* Prompt: Rewrite the data from the line with "cell-iv: 28,66 [609,211,680,273]" up to and including the line with "ask-value: -1,47 USD [550,312,625,329]", putting "EUR" wherever "USD" appears and keeping everything else unchanged.

* Listed entries:

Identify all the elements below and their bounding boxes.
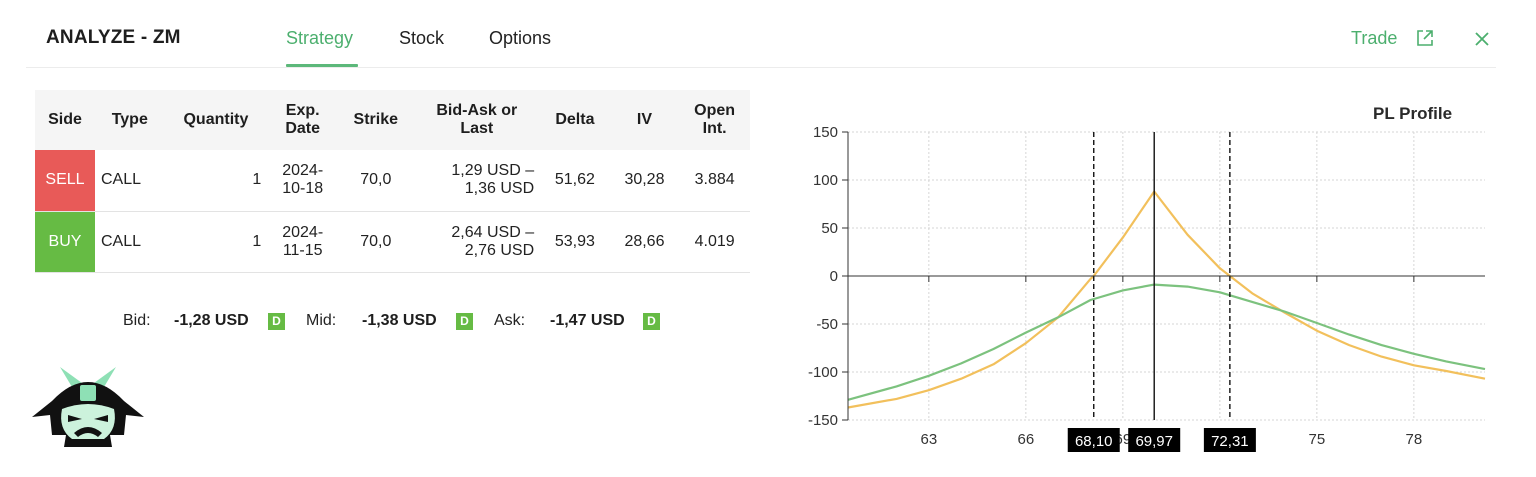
cell-iv: 28,66 [609,211,680,273]
x-tick-label: 63 [920,431,937,448]
cell-quantity: 1 [164,211,268,273]
y-tick-label: 100 [813,172,838,189]
bid-value: -1,28 USD [174,312,249,329]
y-tick-label: -50 [816,316,838,333]
cell-strike: 70,0 [338,150,414,212]
ask-value: -1,47 USD [550,312,625,329]
mid-d-badge[interactable]: D [456,313,473,330]
col-strike: Strike [338,90,414,150]
external-link-icon[interactable] [1415,28,1435,48]
marker-label-box [1128,428,1181,452]
cell-open-int: 3.884 [679,150,750,212]
y-tick-label: 50 [821,220,838,237]
cell-delta: 53,93 [540,211,610,273]
table-header-row: Side Type Quantity Exp. Date Strike Bid-… [35,90,750,150]
close-icon[interactable] [1472,29,1492,49]
pl-series-line-0 [847,190,1486,409]
cell-bid-ask: 2,64 USD – 2,76 USD [413,211,541,273]
side-badge-sell: SELL [35,150,95,212]
pl-series-line-1 [847,283,1486,401]
strategy-legs-table: Side Type Quantity Exp. Date Strike Bid-… [35,90,750,273]
cell-delta: 51,62 [540,150,610,212]
bid-label: Bid: [123,312,151,329]
mid-value: -1,38 USD [362,312,437,329]
cell-type: CALL [95,211,165,273]
table-row: SELL CALL 1 2024- 10-18 70,0 1,29 USD – … [35,150,750,212]
trade-link[interactable]: Trade [1351,28,1398,48]
ask-d-badge[interactable]: D [643,313,660,330]
header-divider [26,67,1496,68]
marker-label: 68,10 [1075,433,1113,450]
marker-label-box [1203,428,1256,452]
active-tab-indicator [286,64,358,67]
pl-profile-chart: 636669727578150100500-50-100-150 68,1069… [808,124,1486,452]
y-tick-label: -150 [808,412,838,429]
y-tick-label: 0 [830,268,838,285]
marker-label-box [1067,428,1120,452]
col-iv: IV [609,90,680,150]
cell-quantity: 1 [164,150,268,212]
marker-label: 69,97 [1135,433,1173,450]
mid-label: Mid: [306,312,337,329]
tab-stock[interactable]: Stock [399,28,445,48]
chart-title: PL Profile [1373,104,1453,123]
cell-type: CALL [95,150,165,212]
x-tick-label: 75 [1309,431,1326,448]
table-row: BUY CALL 1 2024- 11-15 70,0 2,64 USD – 2… [35,211,750,273]
cell-strike: 70,0 [338,211,414,273]
y-tick-label: -100 [808,364,838,381]
x-tick-label: 66 [1017,431,1034,448]
col-quantity: Quantity [164,90,268,150]
ask-label: Ask: [494,312,526,329]
page-title: ANALYZE - ZM [46,27,181,48]
x-tick-label: 78 [1406,431,1423,448]
marker-label: 72,31 [1211,433,1249,450]
cell-iv: 30,28 [609,150,680,212]
col-open-int: Open Int. [679,90,750,150]
y-tick-label: 150 [813,124,838,141]
cell-exp-date: 2024- 11-15 [267,211,339,273]
col-bid-ask: Bid-Ask or Last [413,90,541,150]
tab-options[interactable]: Options [489,28,552,48]
side-badge-buy: BUY [35,211,95,273]
col-side: Side [35,90,95,150]
col-delta: Delta [540,90,610,150]
bid-d-badge[interactable]: D [268,313,285,330]
samurai-logo-icon [32,367,144,447]
cell-exp-date: 2024- 10-18 [267,150,339,212]
col-exp-date: Exp. Date [267,90,339,150]
col-type: Type [95,90,165,150]
tab-strategy[interactable]: Strategy [286,28,354,48]
header-bar: ANALYZE - ZM Strategy Stock Options Trad… [0,0,1536,68]
cell-open-int: 4.019 [679,211,750,273]
cell-bid-ask: 1,29 USD – 1,36 USD [413,150,541,212]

* Solution to this problem:
cell-iv: 28,66 [609,211,680,273]
x-tick-label: 63 [920,431,937,448]
cell-quantity: 1 [164,211,268,273]
y-tick-label: 100 [813,172,838,189]
bid-value: -1,28 EUR [174,312,249,329]
y-tick-label: -50 [816,316,838,333]
cell-strike: 70,0 [338,150,414,212]
ask-value: -1,47 EUR [550,312,625,329]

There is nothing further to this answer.